WHAT TO WORK ON: Reproduce exactly the lines from the one containing "Output a JSON" through the last line of the data, both ends included.

RAW RECORDS:
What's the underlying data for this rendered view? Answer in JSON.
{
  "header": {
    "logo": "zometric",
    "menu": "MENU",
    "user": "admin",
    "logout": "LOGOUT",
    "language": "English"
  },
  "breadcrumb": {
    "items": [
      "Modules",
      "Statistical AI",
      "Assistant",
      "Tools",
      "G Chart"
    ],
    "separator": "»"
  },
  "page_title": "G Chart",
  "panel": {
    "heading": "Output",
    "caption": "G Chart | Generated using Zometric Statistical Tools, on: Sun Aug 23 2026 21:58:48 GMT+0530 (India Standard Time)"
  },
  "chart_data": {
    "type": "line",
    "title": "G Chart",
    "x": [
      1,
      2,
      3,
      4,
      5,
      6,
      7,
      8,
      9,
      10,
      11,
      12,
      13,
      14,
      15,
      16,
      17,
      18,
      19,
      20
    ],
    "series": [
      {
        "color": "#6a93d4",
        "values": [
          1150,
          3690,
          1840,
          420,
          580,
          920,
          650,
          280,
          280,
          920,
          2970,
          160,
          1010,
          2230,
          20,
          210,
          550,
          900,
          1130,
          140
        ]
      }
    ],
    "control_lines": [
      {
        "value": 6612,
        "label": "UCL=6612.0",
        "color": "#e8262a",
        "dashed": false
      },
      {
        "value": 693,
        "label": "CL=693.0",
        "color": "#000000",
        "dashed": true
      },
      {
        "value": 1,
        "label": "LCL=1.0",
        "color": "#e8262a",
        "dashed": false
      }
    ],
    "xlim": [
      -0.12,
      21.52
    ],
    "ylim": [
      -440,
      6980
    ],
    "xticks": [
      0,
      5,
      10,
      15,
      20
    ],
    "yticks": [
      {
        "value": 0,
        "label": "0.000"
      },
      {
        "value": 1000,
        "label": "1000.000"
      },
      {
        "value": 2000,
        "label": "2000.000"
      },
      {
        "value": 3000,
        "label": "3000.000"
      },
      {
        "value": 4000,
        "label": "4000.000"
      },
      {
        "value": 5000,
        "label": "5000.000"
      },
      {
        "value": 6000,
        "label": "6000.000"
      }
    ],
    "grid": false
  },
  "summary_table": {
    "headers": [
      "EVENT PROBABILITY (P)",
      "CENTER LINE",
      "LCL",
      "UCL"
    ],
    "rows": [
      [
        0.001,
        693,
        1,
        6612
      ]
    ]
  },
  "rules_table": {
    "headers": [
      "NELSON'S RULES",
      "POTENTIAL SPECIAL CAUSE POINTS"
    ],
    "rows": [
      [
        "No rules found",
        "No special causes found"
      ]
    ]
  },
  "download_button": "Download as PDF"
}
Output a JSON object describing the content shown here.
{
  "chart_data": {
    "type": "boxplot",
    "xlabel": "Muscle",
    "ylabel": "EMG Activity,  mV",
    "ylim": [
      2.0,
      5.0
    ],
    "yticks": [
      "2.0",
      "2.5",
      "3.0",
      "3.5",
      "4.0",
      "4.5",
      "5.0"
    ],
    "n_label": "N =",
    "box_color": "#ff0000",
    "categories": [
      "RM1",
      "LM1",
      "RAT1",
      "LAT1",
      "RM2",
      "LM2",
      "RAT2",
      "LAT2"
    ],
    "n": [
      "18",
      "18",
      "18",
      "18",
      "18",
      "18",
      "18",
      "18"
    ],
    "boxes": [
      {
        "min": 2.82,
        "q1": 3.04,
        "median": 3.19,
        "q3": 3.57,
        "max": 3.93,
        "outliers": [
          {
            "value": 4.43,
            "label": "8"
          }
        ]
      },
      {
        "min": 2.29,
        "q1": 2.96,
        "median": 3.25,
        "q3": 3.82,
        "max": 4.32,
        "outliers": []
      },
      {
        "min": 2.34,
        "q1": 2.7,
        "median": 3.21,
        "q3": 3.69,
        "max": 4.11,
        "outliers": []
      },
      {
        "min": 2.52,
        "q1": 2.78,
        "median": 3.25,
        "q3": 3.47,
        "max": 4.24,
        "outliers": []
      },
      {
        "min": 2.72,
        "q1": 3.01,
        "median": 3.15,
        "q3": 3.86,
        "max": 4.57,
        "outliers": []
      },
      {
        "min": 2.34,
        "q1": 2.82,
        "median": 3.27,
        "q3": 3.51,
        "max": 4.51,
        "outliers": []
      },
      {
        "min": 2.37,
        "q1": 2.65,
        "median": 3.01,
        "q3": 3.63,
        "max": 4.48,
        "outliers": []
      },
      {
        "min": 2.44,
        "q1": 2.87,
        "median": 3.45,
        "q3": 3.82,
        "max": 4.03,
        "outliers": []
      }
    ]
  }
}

RESPONSE BELOW:
Output a JSON object describing the content shown here.
{
  "chart_data": {
    "type": "boxplot",
    "xlabel": "Muscle",
    "ylabel": "EMG Activity,  mV",
    "ylim": [
      2.0,
      5.0
    ],
    "yticks": [
      "2.0",
      "2.5",
      "3.0",
      "3.5",
      "4.0",
      "4.5",
      "5.0"
    ],
    "n_label": "N =",
    "box_color": "#ff0000",
    "categories": [
      "RM1",
      "LM1",
      "RAT1",
      "LAT1",
      "RM2",
      "LM2",
      "RAT2",
      "LAT2"
    ],
    "n": [
      "18",
      "18",
      "18",
      "18",
      "18",
      "18",
      "18",
      "18"
    ],
    "boxes": [
      {
        "min": 2.82,
        "q1": 3.04,
        "median": 3.19,
        "q3": 3.57,
        "max": 3.93,
        "outliers": [
          {
            "value": 4.43,
            "label": "8"
          }
        ]
      },
      {
        "min": 2.29,
        "q1": 2.96,
        "median": 3.25,
        "q3": 3.82,
        "max": 4.32,
        "outliers": []
      },
      {
        "min": 2.34,
        "q1": 2.7,
        "median": 3.21,
        "q3": 3.69,
        "max": 4.11,
        "outliers": []
      },
      {
        "min": 2.52,
        "q1": 2.78,
        "median": 3.25,
        "q3": 3.47,
        "max": 4.24,
        "outliers": []
      },
      {
        "min": 2.72,
        "q1": 3.01,
        "median": 3.15,
        "q3": 3.86,
        "max": 4.57,
        "outliers": []
      },
      {
        "min": 2.34,
        "q1": 2.82,
        "median": 3.27,
        "q3": 3.51,
        "max": 4.51,
        "outliers": []
      },
      {
        "min": 2.37,
        "q1": 2.65,
        "median": 3.01,
        "q3": 3.63,
        "max": 4.48,
        "outliers": []
      },
      {
        "min": 2.44,
        "q1": 2.87,
        "median": 3.45,
        "q3": 3.82,
        "max": 4.03,
        "outliers": []
      }
    ]
  }
}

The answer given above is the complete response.